- KUTIPAN TEKS:
▬▬▬▬▬▬

Tantangan Bagi Pemain Kembali dan Komunitas Gatekeep yang Sulit Ditembus
Kebanyakan MMORPG baru juga tidak didesain untuk pemain lama yang kembali memainkan game tersebut setelah absen untuk jangka waktu lama. Memang dalam beberapa kapasitas, pemain tersebut diberikan item untuk mengejar ketertinggalan, seperti auto–level max, set senjata dan armor yang cukup kuat, atau bahan-bahan lainnya.

Terlalu timpang bagi player yang kembali
Permasalahan utamanya adalah game sudah berubah menjadi terlalu kompleks untuk diikuti. Item baru menjadi sangat bloated, jumlahnya masif, dan kebanyakan tidak bisa digunakan baik karena limitasi level, class, atau batasan lainnya. Hasilnya, player yang baru saja kembali ini merasa kewalahan karena learning curve yang terlampau berat, menjadi salah satu penyebab kegagalan MMORPG dalam mempertahankan pemain.
Belum lagi komunitas game itu sendiri tidak jarang melakukan gatekeep dan sulit untuk menerima player baru yang punya gear seadanya. Guild yang kompetitif sudah pasti penuh dengan player aktif setiap hari, sedangkan guild yang lebih kasual biasanya tidak bisa membantu lebih banyak karena gear mereka juga seadanya.
Kalau sudah begitu, rasanya kembali ke game yang sempat membuat mereka bergairah bermain sepanjang hari ini terasa seperti menelan pil pahit. Teman guild sudah tidak aktif, dikombinasikan dengan desain game bukan untuk returnee sudah cukup untuk membuat mereka berhenti sekali lagi.
Pergeseran Fungsi Sosial Game MMORPG oleh Media Sosial
Masuk ke pembahasan sosial, dulu memainkan game MMORPG identik dengan membangun komunitas sesama player baik itu dalam party maupun guild. Rasa haus untuk terus menjalin hubungan itu memang hanya bisa didapatkan dari game online. Belum eksis masa di mana media sosial mengambil alih hidup kita, chat dengan teman semudah berbicara di Discord.

▬▬▬▬▬▬

- DATA MENTAH:
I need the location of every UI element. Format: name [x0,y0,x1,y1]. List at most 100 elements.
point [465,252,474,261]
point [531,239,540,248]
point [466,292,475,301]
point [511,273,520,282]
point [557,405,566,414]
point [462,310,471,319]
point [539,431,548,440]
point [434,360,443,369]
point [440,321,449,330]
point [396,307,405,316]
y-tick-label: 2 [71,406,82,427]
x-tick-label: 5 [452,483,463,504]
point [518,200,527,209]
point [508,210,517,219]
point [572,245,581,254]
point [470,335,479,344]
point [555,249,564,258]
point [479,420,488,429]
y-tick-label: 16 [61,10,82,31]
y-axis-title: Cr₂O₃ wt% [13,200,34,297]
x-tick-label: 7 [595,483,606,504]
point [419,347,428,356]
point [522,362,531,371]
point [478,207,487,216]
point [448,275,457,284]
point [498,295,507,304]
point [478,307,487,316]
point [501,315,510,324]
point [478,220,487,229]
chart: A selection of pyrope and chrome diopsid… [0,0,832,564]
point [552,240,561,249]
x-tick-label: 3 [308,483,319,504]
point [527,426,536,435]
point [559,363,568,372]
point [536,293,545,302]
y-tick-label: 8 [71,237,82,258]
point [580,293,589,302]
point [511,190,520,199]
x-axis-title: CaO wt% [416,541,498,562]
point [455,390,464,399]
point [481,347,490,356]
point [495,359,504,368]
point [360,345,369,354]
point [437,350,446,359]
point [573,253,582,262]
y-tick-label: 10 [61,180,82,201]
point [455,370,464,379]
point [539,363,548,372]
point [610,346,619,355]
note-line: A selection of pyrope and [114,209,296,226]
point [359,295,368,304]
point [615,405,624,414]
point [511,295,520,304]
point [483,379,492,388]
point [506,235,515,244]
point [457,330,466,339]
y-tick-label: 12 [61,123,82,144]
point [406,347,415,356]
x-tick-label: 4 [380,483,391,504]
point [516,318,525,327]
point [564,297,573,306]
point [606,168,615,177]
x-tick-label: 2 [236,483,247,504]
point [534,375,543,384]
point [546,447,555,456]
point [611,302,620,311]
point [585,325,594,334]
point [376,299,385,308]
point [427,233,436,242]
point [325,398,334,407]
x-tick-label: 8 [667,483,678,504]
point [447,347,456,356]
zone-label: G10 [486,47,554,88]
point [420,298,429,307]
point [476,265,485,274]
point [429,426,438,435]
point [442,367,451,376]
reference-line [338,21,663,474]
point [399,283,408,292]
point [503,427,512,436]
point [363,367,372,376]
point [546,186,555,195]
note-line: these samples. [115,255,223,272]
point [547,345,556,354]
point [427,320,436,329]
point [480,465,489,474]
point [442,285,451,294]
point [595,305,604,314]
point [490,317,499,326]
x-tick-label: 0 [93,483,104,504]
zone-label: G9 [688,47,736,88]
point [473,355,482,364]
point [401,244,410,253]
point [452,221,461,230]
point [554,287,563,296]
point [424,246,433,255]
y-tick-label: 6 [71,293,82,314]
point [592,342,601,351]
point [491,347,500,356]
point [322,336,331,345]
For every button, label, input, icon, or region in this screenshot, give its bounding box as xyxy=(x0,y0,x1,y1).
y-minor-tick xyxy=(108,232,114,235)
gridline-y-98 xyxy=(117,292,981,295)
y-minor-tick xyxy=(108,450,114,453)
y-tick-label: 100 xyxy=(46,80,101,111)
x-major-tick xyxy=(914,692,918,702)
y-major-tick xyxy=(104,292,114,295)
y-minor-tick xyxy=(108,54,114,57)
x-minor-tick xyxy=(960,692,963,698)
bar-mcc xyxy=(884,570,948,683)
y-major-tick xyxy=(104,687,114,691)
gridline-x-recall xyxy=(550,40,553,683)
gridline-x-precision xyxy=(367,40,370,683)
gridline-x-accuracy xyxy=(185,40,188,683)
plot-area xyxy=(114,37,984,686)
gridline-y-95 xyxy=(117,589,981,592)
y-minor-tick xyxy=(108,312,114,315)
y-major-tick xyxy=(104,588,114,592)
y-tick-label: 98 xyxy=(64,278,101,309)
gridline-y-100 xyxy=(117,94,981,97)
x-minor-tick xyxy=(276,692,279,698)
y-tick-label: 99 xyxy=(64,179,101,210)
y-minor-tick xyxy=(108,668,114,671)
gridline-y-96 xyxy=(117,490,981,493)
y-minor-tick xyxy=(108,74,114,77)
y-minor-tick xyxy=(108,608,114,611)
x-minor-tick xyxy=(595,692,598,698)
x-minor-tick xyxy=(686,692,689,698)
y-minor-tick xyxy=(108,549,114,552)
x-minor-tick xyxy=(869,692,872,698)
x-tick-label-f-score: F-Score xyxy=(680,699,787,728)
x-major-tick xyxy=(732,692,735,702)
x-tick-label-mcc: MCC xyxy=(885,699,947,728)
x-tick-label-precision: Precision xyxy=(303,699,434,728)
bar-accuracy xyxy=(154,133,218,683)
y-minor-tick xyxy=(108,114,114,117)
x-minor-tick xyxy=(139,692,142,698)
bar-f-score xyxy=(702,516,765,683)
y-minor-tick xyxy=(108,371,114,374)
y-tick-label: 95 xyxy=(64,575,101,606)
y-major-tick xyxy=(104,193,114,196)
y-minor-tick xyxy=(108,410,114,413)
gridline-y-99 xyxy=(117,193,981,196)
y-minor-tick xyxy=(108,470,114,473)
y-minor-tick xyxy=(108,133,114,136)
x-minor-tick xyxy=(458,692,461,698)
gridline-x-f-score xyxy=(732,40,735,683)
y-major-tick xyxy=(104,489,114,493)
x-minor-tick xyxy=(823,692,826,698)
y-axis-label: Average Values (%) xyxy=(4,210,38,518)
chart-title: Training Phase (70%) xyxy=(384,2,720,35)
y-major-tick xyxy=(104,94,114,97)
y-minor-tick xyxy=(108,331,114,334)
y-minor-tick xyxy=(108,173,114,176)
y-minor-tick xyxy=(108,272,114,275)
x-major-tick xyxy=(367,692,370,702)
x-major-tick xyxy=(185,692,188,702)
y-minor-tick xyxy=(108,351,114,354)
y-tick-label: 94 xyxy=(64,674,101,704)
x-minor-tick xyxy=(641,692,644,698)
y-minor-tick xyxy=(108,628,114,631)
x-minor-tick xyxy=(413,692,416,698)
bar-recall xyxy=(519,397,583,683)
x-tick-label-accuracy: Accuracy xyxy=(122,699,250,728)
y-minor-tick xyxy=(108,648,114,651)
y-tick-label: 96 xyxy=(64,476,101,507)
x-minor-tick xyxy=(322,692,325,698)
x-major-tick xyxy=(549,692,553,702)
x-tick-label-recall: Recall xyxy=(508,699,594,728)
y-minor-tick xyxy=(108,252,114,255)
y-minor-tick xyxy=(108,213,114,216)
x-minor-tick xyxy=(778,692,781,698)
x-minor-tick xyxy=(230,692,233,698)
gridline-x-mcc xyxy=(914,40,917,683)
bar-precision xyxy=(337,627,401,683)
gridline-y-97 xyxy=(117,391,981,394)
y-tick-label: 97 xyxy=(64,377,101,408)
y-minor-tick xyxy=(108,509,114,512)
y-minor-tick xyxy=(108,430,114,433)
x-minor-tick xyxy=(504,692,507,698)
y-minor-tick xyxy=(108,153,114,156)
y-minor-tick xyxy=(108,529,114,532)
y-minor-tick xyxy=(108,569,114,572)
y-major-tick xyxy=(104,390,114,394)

▬▬▬▬▬▬

- TUGAS:
Tentukan apakah setiap pernyataan berikut sesuai dengan teks tentang MMORPG. Jawab ya atau tidak, lalu kutip kata-kata teks yang menentukan jawabannya tanpa diubah.
1. Pemain yang kembali dalam beberapa kapasitas diberi item seperti set senjata dan armor untuk mengejar ketertinggalan.
2. Guild yang lebih kasual biasanya dapat memberi banyak bantuan kepada pemain yang kembali.
3. Dulu memainkan game MMORPG identik dengan membangun komunitas sesama player.

- JAWABAN:
1. Ya: "pemain tersebut diberikan item untuk mengejar ketertinggalan, seperti auto–level max, set senjata dan armor yang cukup kuat, atau bahan-bahan lainnya."
2. Tidak: "guild yang lebih kasual biasanya tidak bisa membantu lebih banyak karena gear mereka juga seadanya."
3. Ya: "dulu memainkan game MMORPG identik dengan membangun komunitas sesama player baik itu dalam party maupun guild."